◆ **Exercise material**:
..........

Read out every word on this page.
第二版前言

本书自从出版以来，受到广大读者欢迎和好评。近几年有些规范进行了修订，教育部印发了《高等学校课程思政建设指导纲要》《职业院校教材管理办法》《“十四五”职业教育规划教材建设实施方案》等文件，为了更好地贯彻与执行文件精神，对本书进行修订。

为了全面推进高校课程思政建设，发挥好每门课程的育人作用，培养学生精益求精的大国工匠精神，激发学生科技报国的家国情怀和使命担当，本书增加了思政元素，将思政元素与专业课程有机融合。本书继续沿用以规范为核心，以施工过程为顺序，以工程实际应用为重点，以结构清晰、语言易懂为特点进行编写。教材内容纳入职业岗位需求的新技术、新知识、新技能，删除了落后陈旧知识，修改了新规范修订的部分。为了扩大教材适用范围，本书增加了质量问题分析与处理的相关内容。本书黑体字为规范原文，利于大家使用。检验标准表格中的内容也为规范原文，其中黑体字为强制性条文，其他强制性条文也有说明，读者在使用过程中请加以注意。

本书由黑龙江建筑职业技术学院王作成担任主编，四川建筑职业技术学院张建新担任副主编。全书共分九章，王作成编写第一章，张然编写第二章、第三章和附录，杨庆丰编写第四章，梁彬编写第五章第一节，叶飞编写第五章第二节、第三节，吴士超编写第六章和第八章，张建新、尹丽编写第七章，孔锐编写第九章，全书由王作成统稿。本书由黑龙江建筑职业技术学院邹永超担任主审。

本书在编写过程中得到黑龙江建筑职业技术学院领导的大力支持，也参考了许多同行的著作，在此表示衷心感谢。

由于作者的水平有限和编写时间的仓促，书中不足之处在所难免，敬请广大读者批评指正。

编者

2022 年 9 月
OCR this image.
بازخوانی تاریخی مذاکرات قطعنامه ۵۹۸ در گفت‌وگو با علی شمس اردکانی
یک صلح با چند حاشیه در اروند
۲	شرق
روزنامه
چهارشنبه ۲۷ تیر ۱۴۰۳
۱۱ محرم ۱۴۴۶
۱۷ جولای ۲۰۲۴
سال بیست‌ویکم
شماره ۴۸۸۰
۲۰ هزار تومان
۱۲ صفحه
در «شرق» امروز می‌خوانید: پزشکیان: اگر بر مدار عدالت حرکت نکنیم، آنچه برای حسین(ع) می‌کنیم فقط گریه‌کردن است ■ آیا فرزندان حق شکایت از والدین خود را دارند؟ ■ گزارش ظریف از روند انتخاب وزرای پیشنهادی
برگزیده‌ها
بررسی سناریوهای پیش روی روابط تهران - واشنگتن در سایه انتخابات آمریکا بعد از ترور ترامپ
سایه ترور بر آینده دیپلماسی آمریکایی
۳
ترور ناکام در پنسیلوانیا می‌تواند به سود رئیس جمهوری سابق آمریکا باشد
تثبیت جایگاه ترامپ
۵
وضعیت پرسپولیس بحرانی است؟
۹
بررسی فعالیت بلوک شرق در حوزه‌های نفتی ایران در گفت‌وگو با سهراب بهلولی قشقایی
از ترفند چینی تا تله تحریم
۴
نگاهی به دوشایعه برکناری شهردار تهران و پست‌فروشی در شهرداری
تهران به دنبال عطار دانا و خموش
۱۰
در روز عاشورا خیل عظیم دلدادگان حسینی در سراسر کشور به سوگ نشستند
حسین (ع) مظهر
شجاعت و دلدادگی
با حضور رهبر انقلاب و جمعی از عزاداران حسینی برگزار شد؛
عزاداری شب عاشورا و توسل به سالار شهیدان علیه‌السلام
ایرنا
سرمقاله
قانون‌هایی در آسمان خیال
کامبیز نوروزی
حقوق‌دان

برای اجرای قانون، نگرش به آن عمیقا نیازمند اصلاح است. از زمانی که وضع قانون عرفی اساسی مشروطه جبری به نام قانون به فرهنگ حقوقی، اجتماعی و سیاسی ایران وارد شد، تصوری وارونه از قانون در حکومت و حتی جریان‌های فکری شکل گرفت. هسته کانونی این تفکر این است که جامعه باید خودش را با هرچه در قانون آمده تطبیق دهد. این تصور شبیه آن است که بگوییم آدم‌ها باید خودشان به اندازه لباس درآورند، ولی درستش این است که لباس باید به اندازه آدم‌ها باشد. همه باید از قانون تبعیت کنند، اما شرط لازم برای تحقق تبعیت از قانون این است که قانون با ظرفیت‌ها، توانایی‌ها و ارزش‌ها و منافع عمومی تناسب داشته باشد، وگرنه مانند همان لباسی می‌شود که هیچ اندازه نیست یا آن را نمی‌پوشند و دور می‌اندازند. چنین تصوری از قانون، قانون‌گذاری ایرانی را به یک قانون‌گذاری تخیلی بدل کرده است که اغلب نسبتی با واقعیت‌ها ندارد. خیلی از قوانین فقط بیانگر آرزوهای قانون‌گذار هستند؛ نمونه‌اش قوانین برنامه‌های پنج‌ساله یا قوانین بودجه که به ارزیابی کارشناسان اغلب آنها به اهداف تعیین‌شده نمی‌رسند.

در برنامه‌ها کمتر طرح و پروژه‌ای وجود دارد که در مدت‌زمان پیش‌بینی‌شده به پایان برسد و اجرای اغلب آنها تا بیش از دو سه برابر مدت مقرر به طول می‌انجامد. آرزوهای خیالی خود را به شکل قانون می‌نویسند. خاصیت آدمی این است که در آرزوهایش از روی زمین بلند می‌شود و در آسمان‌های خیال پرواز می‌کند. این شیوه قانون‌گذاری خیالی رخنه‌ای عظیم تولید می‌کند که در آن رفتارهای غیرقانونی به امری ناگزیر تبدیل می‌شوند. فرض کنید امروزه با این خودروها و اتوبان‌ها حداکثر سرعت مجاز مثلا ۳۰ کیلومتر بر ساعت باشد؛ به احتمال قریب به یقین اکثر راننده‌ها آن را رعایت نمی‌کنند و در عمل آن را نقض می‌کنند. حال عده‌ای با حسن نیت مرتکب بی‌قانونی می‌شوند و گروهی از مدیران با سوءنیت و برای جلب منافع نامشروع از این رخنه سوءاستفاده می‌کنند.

..........

Transcribe every line of the data, exactly as it stands.

◆ **Output of the exercise**:
Read out every word on this page.
第二版前言

本书自从出版以来，受到广大读者欢迎和好评。近几年有些规范进行了修订，教育部印发了《高等学校课程思政建设指导纲要》《职业院校教材管理办法》《“十四五”职业教育规划教材建设实施方案》等文件，为了更好地贯彻与执行文件精神，对本书进行修订。

为了全面推进高校课程思政建设，发挥好每门课程的育人作用，培养学生精益求精的大国工匠精神，激发学生科技报国的家国情怀和使命担当，本书增加了思政元素，将思政元素与专业课程有机融合。本书继续沿用以规范为核心，以施工过程为顺序，以工程实际应用为重点，以结构清晰、语言易懂为特点进行编写。教材内容纳入职业岗位需求的新技术、新知识、新技能，删除了落后陈旧知识，修改了新规范修订的部分。为了扩大教材适用范围，本书增加了质量问题分析与处理的相关内容。本书黑体字为规范原文，利于大家使用。检验标准表格中的内容也为规范原文，其中黑体字为强制性条文，其他强制性条文也有说明，读者在使用过程中请加以注意。

本书由黑龙江建筑职业技术学院王作成担任主编，四川建筑职业技术学院张建新担任副主编。全书共分九章，王作成编写第一章，张然编写第二章、第三章和附录，杨庆丰编写第四章，梁彬编写第五章第一节，叶飞编写第五章第二节、第三节，吴士超编写第六章和第八章，张建新、尹丽编写第七章，孔锐编写第九章，全书由王作成统稿。本书由黑龙江建筑职业技术学院邹永超担任主审。

本书在编写过程中得到黑龙江建筑职业技术学院领导的大力支持，也参考了许多同行的著作，在此表示衷心感谢。

由于作者的水平有限和编写时间的仓促，书中不足之处在所难免，敬请广大读者批评指正。

编者

2022 年 9 月
OCR this image.
بازخوانی تاریخی مذاکرات قطعنامه ۵۹۸ در گفت‌وگو با علی شمس اردکانی
یک صلح با چند حاشیه در اروند
۲	شرق
روزنامه
چهارشنبه ۲۷ تیر ۱۴۰۳
۱۱ محرم ۱۴۴۶
۱۷ جولای ۲۰۲۴
سال بیست‌ویکم
شماره ۴۸۸۰
۲۰ هزار تومان
۱۲ صفحه
در «شرق» امروز می‌خوانید: پزشکیان: اگر بر مدار عدالت حرکت نکنیم، آنچه برای حسین(ع) می‌کنیم فقط گریه‌کردن است ■ آیا فرزندان حق شکایت از والدین خود را دارند؟ ■ گزارش ظریف از روند انتخاب وزرای پیشنهادی
برگزیده‌ها
بررسی سناریوهای پیش روی روابط تهران - واشنگتن در سایه انتخابات آمریکا بعد از ترور ترامپ
سایه ترور بر آینده دیپلماسی آمریکایی
۳
ترور ناکام در پنسیلوانیا می‌تواند به سود رئیس جمهوری سابق آمریکا باشد
تثبیت جایگاه ترامپ
۵
وضعیت پرسپولیس بحرانی است؟
۹
بررسی فعالیت بلوک شرق در حوزه‌های نفتی ایران در گفت‌وگو با سهراب بهلولی قشقایی
از ترفند چینی تا تله تحریم
۴
نگاهی به دوشایعه برکناری شهردار تهران و پست‌فروشی در شهرداری
تهران به دنبال عطار دانا و خموش
۱۰
در روز عاشورا خیل عظیم دلدادگان حسینی در سراسر کشور به سوگ نشستند
حسین (ع) مظهر
شجاعت و دلدادگی
با حضور رهبر انقلاب و جمعی از عزاداران حسینی برگزار شد؛
عزاداری شب عاشورا و توسل به سالار شهیدان علیه‌السلام
ایرنا
سرمقاله
قانون‌هایی در آسمان خیال
کامبیز نوروزی
حقوق‌دان

برای اجرای قانون، نگرش به آن عمیقا نیازمند اصلاح است. از زمانی که وضع قانون عرفی اساسی مشروطه جبری به نام قانون به فرهنگ حقوقی، اجتماعی و سیاسی ایران وارد شد، تصوری وارونه از قانون در حکومت و حتی جریان‌های فکری شکل گرفت. هسته کانونی این تفکر این است که جامعه باید خودش را با هرچه در قانون آمده تطبیق دهد. این تصور شبیه آن است که بگوییم آدم‌ها باید خودشان به اندازه لباس درآورند، ولی درستش این است که لباس باید به اندازه آدم‌ها باشد. همه باید از قانون تبعیت کنند، اما شرط لازم برای تحقق تبعیت از قانون این است که قانون با ظرفیت‌ها، توانایی‌ها و ارزش‌ها و منافع عمومی تناسب داشته باشد، وگرنه مانند همان لباسی می‌شود که هیچ اندازه نیست یا آن را نمی‌پوشند و دور می‌اندازند. چنین تصوری از قانون، قانون‌گذاری ایرانی را به یک قانون‌گذاری تخیلی بدل کرده است که اغلب نسبتی با واقعیت‌ها ندارد. خیلی از قوانین فقط بیانگر آرزوهای قانون‌گذار هستند؛ نمونه‌اش قوانین برنامه‌های پنج‌ساله یا قوانین بودجه که به ارزیابی کارشناسان اغلب آنها به اهداف تعیین‌شده نمی‌رسند.

در برنامه‌ها کمتر طرح و پروژه‌ای وجود دارد که در مدت‌زمان پیش‌بینی‌شده به پایان برسد و اجرای اغلب آنها تا بیش از دو سه برابر مدت مقرر به طول می‌انجامد. آرزوهای خیالی خود را به شکل قانون می‌نویسند. خاصیت آدمی این است که در آرزوهایش از روی زمین بلند می‌شود و در آسمان‌های خیال پرواز می‌کند. این شیوه قانون‌گذاری خیالی رخنه‌ای عظیم تولید می‌کند که در آن رفتارهای غیرقانونی به امری ناگزیر تبدیل می‌شوند. فرض کنید امروزه با این خودروها و اتوبان‌ها حداکثر سرعت مجاز مثلا ۳۰ کیلومتر بر ساعت باشد؛ به احتمال قریب به یقین اکثر راننده‌ها آن را رعایت نمی‌کنند و در عمل آن را نقض می‌کنند. حال عده‌ای با حسن نیت مرتکب بی‌قانونی می‌شوند و گروهی از مدیران با سوءنیت و برای جلب منافع نامشروع از این رخنه سوءاستفاده می‌کنند.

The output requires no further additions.